- **What you need to do**:
Leave out the pictures and return every entry exactly as it appears.

★ ★ ★

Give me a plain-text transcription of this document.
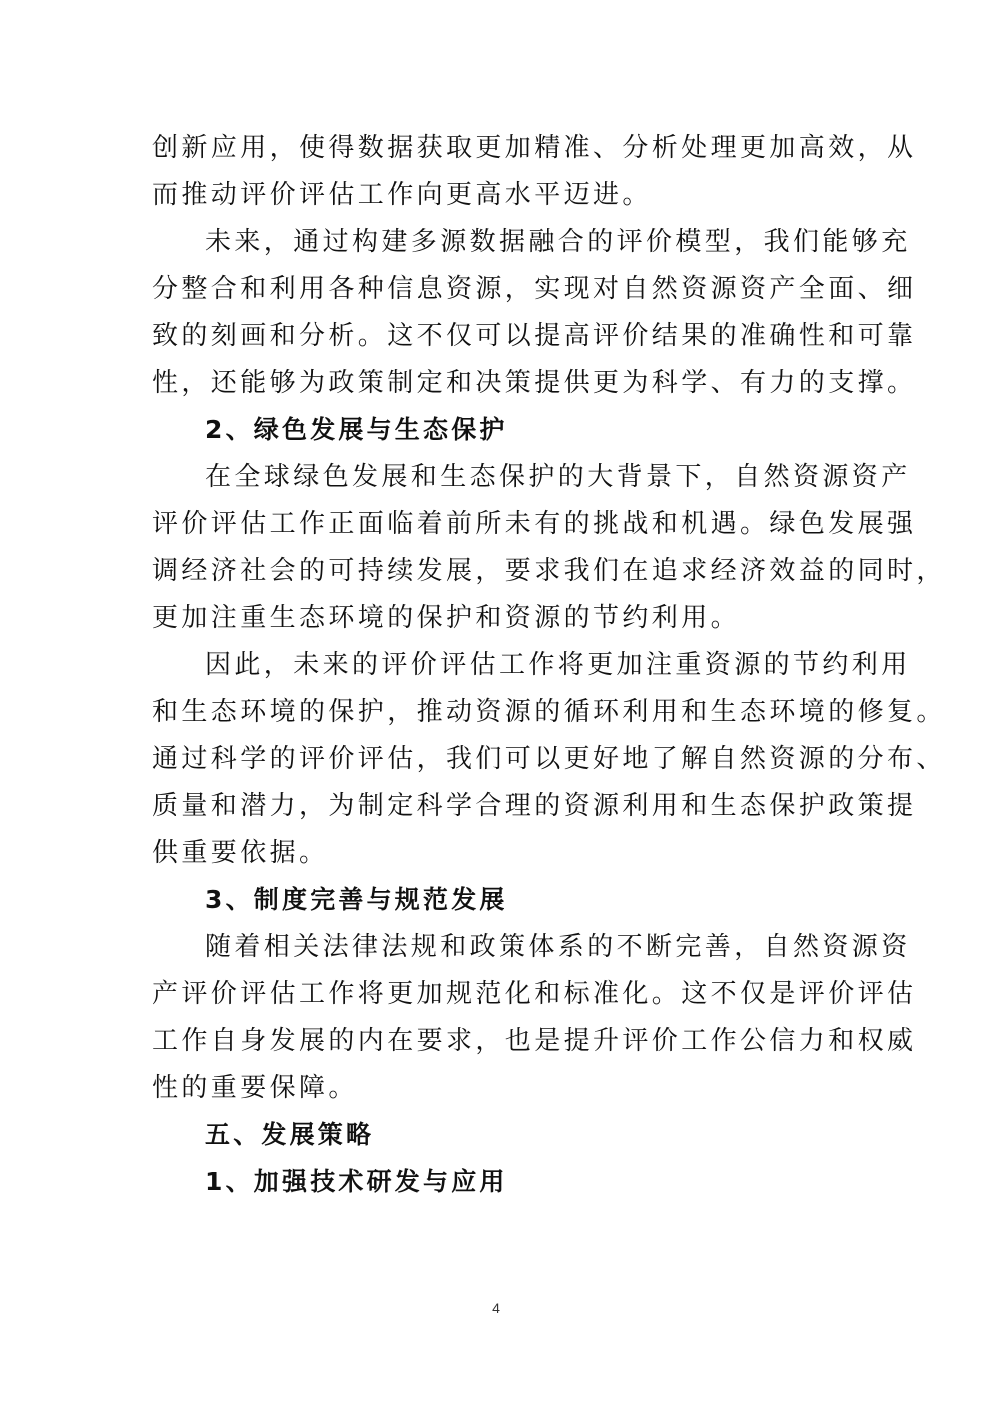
创新应用，使得数据获取更加精准、分析处理更加高效，从
而推动评价评估工作向更高水平迈进。
未来，通过构建多源数据融合的评价模型，我们能够充
分整合和利用各种信息资源，实现对自然资源资产全面、细
致的刻画和分析。这不仅可以提高评价结果的准确性和可靠
性，还能够为政策制定和决策提供更为科学、有力的支撑。
2、绿色发展与生态保护
在全球绿色发展和生态保护的大背景下，自然资源资产
评价评估工作正面临着前所未有的挑战和机遇。绿色发展强
调经济社会的可持续发展，要求我们在追求经济效益的同时，
更加注重生态环境的保护和资源的节约利用。
因此，未来的评价评估工作将更加注重资源的节约利用
和生态环境的保护，推动资源的循环利用和生态环境的修复。
通过科学的评价评估，我们可以更好地了解自然资源的分布、
质量和潜力，为制定科学合理的资源利用和生态保护政策提
供重要依据。
3、制度完善与规范发展
随着相关法律法规和政策体系的不断完善，自然资源资
产评价评估工作将更加规范化和标准化。这不仅是评价评估
工作自身发展的内在要求，也是提升评价工作公信力和权威
性的重要保障。
五、发展策略
1、加强技术研发与应用
4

★ ★ ★

- **Written response**:
Give me a plain-text transcription of this document.
创新应用，使得数据获取更加精准、分析处理更加高效，从
而推动评价评估工作向更高水平迈进。
未来，通过构建多源数据融合的评价模型，我们能够充
分整合和利用各种信息资源，实现对自然资源资产全面、细
致的刻画和分析。这不仅可以提高评价结果的准确性和可靠
性，还能够为政策制定和决策提供更为科学、有力的支撑。
2、绿色发展与生态保护
在全球绿色发展和生态保护的大背景下，自然资源资产
评价评估工作正面临着前所未有的挑战和机遇。绿色发展强
调经济社会的可持续发展，要求我们在追求经济效益的同时，
更加注重生态环境的保护和资源的节约利用。
因此，未来的评价评估工作将更加注重资源的节约利用
和生态环境的保护，推动资源的循环利用和生态环境的修复。
通过科学的评价评估，我们可以更好地了解自然资源的分布、
质量和潜力，为制定科学合理的资源利用和生态保护政策提
供重要依据。
3、制度完善与规范发展
随着相关法律法规和政策体系的不断完善，自然资源资
产评价评估工作将更加规范化和标准化。这不仅是评价评估
工作自身发展的内在要求，也是提升评价工作公信力和权威
性的重要保障。
五、发展策略
1、加强技术研发与应用
4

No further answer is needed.